▸ PROBLEM STATEMENT
Here are some entries; quote each one exactly.

---- RECORDS FOR THIS EXERCISE

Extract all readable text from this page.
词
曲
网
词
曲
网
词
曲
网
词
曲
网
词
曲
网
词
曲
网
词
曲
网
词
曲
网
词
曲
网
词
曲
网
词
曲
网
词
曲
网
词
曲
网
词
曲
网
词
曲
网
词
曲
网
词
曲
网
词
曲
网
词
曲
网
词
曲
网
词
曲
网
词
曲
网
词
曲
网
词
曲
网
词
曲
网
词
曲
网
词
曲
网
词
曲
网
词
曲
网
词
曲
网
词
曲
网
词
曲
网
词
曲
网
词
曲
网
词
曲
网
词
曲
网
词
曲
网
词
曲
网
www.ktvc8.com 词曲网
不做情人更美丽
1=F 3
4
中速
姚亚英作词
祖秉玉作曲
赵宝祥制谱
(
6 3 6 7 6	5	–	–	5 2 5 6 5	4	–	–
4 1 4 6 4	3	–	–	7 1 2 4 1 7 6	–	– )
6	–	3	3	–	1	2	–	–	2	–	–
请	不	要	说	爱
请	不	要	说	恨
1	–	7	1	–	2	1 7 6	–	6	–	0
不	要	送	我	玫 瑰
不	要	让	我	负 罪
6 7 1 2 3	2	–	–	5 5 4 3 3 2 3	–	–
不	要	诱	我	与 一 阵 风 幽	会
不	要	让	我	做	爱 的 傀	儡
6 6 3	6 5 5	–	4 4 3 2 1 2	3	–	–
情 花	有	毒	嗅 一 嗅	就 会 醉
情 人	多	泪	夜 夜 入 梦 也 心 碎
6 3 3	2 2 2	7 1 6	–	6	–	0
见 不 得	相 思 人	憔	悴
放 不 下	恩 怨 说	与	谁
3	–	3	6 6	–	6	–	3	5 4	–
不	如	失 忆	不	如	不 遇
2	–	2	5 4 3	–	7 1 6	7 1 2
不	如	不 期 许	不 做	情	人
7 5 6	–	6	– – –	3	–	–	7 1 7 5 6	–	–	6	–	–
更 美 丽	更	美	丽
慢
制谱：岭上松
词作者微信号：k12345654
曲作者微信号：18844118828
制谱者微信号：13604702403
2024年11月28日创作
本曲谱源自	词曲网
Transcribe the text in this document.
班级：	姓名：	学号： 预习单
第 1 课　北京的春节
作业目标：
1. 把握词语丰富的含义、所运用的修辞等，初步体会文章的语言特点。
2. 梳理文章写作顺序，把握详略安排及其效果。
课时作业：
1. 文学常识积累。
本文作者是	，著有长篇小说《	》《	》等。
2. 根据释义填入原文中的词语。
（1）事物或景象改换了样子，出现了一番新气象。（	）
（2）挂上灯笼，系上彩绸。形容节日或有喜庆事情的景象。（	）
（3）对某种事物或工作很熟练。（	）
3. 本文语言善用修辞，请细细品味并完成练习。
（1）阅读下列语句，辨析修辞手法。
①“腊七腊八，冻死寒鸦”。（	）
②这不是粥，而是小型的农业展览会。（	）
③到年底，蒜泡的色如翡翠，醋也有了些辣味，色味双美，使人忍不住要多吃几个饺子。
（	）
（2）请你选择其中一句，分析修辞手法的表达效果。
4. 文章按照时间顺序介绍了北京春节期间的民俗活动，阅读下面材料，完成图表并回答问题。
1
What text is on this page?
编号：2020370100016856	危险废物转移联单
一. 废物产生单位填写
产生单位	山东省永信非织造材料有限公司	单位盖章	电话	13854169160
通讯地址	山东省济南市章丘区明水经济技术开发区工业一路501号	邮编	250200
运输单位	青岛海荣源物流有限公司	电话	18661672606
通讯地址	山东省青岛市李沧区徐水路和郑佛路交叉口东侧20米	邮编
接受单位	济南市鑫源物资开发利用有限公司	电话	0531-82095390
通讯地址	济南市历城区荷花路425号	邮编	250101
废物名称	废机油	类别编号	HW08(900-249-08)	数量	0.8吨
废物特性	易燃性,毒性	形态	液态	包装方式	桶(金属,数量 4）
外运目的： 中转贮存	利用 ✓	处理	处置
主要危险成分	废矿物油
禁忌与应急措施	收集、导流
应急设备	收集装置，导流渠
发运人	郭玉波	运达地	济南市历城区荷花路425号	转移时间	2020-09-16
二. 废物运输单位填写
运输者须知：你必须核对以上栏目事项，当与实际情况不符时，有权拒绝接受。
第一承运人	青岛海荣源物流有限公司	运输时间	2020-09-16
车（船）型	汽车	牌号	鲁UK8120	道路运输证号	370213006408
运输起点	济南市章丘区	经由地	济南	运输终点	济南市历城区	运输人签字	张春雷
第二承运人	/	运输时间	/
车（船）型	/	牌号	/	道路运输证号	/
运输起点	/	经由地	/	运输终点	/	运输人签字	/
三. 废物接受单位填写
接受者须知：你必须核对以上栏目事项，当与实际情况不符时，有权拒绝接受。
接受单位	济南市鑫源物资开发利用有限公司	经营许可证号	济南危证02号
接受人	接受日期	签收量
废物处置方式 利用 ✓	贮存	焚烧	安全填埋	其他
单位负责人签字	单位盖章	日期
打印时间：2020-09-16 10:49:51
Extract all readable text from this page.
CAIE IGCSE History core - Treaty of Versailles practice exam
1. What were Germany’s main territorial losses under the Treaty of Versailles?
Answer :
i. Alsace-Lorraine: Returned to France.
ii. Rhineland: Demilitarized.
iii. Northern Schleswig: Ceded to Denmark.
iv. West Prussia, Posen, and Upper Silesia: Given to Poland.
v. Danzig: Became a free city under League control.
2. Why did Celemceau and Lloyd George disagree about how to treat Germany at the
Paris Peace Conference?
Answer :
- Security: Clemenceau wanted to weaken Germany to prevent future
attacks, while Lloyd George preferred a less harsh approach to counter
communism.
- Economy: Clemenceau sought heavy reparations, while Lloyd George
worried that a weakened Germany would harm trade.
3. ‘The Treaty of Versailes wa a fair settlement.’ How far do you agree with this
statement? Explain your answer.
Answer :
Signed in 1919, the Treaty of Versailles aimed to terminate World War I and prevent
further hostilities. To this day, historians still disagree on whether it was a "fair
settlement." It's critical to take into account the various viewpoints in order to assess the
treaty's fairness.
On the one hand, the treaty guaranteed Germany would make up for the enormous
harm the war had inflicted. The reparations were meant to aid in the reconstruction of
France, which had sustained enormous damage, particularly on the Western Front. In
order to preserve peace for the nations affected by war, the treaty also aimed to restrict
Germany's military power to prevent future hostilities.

--------

▸ THE REPLY
Extract all readable text from this page.
词
曲
网
词
曲
网
词
曲
网
词
曲
网
词
曲
网
词
曲
网
词
曲
网
词
曲
网
词
曲
网
词
曲
网
词
曲
网
词
曲
网
词
曲
网
词
曲
网
词
曲
网
词
曲
网
词
曲
网
词
曲
网
词
曲
网
词
曲
网
词
曲
网
词
曲
网
词
曲
网
词
曲
网
词
曲
网
词
曲
网
词
曲
网
词
曲
网
词
曲
网
词
曲
网
词
曲
网
词
曲
网
词
曲
网
词
曲
网
词
曲
网
词
曲
网
词
曲
网
词
曲
网
www.ktvc8.com 词曲网
不做情人更美丽
1=F 3
4
中速
姚亚英作词
祖秉玉作曲
赵宝祥制谱
(
6 3 6 7 6	5	–	–	5 2 5 6 5	4	–	–
4 1 4 6 4	3	–	–	7 1 2 4 1 7 6	–	– )
6	–	3	3	–	1	2	–	–	2	–	–
请	不	要	说	爱
请	不	要	说	恨
1	–	7	1	–	2	1 7 6	–	6	–	0
不	要	送	我	玫 瑰
不	要	让	我	负 罪
6 7 1 2 3	2	–	–	5 5 4 3 3 2 3	–	–
不	要	诱	我	与 一 阵 风 幽	会
不	要	让	我	做	爱 的 傀	儡
6 6 3	6 5 5	–	4 4 3 2 1 2	3	–	–
情 花	有	毒	嗅 一 嗅	就 会 醉
情 人	多	泪	夜 夜 入 梦 也 心 碎
6 3 3	2 2 2	7 1 6	–	6	–	0
见 不 得	相 思 人	憔	悴
放 不 下	恩 怨 说	与	谁
3	–	3	6 6	–	6	–	3	5 4	–
不	如	失 忆	不	如	不 遇
2	–	2	5 4 3	–	7 1 6	7 1 2
不	如	不 期 许	不 做	情	人
7 5 6	–	6	– – –	3	–	–	7 1 7 5 6	–	–	6	–	–
更 美 丽	更	美	丽
慢
制谱：岭上松
词作者微信号：k12345654
曲作者微信号：18844118828
制谱者微信号：13604702403
2024年11月28日创作
本曲谱源自	词曲网
Transcribe the text in this document.
班级：	姓名：	学号： 预习单
第 1 课　北京的春节
作业目标：
1. 把握词语丰富的含义、所运用的修辞等，初步体会文章的语言特点。
2. 梳理文章写作顺序，把握详略安排及其效果。
课时作业：
1. 文学常识积累。
本文作者是	，著有长篇小说《	》《	》等。
2. 根据释义填入原文中的词语。
（1）事物或景象改换了样子，出现了一番新气象。（	）
（2）挂上灯笼，系上彩绸。形容节日或有喜庆事情的景象。（	）
（3）对某种事物或工作很熟练。（	）
3. 本文语言善用修辞，请细细品味并完成练习。
（1）阅读下列语句，辨析修辞手法。
①“腊七腊八，冻死寒鸦”。（	）
②这不是粥，而是小型的农业展览会。（	）
③到年底，蒜泡的色如翡翠，醋也有了些辣味，色味双美，使人忍不住要多吃几个饺子。
（	）
（2）请你选择其中一句，分析修辞手法的表达效果。
4. 文章按照时间顺序介绍了北京春节期间的民俗活动，阅读下面材料，完成图表并回答问题。
1
What text is on this page?
编号：2020370100016856	危险废物转移联单
一. 废物产生单位填写
产生单位	山东省永信非织造材料有限公司	单位盖章	电话	13854169160
通讯地址	山东省济南市章丘区明水经济技术开发区工业一路501号	邮编	250200
运输单位	青岛海荣源物流有限公司	电话	18661672606
通讯地址	山东省青岛市李沧区徐水路和郑佛路交叉口东侧20米	邮编
接受单位	济南市鑫源物资开发利用有限公司	电话	0531-82095390
通讯地址	济南市历城区荷花路425号	邮编	250101
废物名称	废机油	类别编号	HW08(900-249-08)	数量	0.8吨
废物特性	易燃性,毒性	形态	液态	包装方式	桶(金属,数量 4）
外运目的： 中转贮存	利用 ✓	处理	处置
主要危险成分	废矿物油
禁忌与应急措施	收集、导流
应急设备	收集装置，导流渠
发运人	郭玉波	运达地	济南市历城区荷花路425号	转移时间	2020-09-16
二. 废物运输单位填写
运输者须知：你必须核对以上栏目事项，当与实际情况不符时，有权拒绝接受。
第一承运人	青岛海荣源物流有限公司	运输时间	2020-09-16
车（船）型	汽车	牌号	鲁UK8120	道路运输证号	370213006408
运输起点	济南市章丘区	经由地	济南	运输终点	济南市历城区	运输人签字	张春雷
第二承运人	/	运输时间	/
车（船）型	/	牌号	/	道路运输证号	/
运输起点	/	经由地	/	运输终点	/	运输人签字	/
三. 废物接受单位填写
接受者须知：你必须核对以上栏目事项，当与实际情况不符时，有权拒绝接受。
接受单位	济南市鑫源物资开发利用有限公司	经营许可证号	济南危证02号
接受人	接受日期	签收量
废物处置方式 利用 ✓	贮存	焚烧	安全填埋	其他
单位负责人签字	单位盖章	日期
打印时间：2020-09-16 10:49:51
Extract all readable text from this page.
CAIE IGCSE History core - Treaty of Versailles practice exam
1. What were Germany’s main territorial losses under the Treaty of Versailles?
Answer :
i. Alsace-Lorraine: Returned to France.
ii. Rhineland: Demilitarized.
iii. Northern Schleswig: Ceded to Denmark.
iv. West Prussia, Posen, and Upper Silesia: Given to Poland.
v. Danzig: Became a free city under League control.
2. Why did Celemceau and Lloyd George disagree about how to treat Germany at the
Paris Peace Conference?
Answer :
- Security: Clemenceau wanted to weaken Germany to prevent future
attacks, while Lloyd George preferred a less harsh approach to counter
communism.
- Economy: Clemenceau sought heavy reparations, while Lloyd George
worried that a weakened Germany would harm trade.
3. ‘The Treaty of Versailes wa a fair settlement.’ How far do you agree with this
statement? Explain your answer.
Answer :
Signed in 1919, the Treaty of Versailles aimed to terminate World War I and prevent
further hostilities. To this day, historians still disagree on whether it was a "fair
settlement." It's critical to take into account the various viewpoints in order to assess the
treaty's fairness.
On the one hand, the treaty guaranteed Germany would make up for the enormous
harm the war had inflicted. The reparations were meant to aid in the reconstruction of
France, which had sustained enormous damage, particularly on the Western Front. In
order to preserve peace for the nations affected by war, the treaty also aimed to restrict
Germany's military power to prevent future hostilities.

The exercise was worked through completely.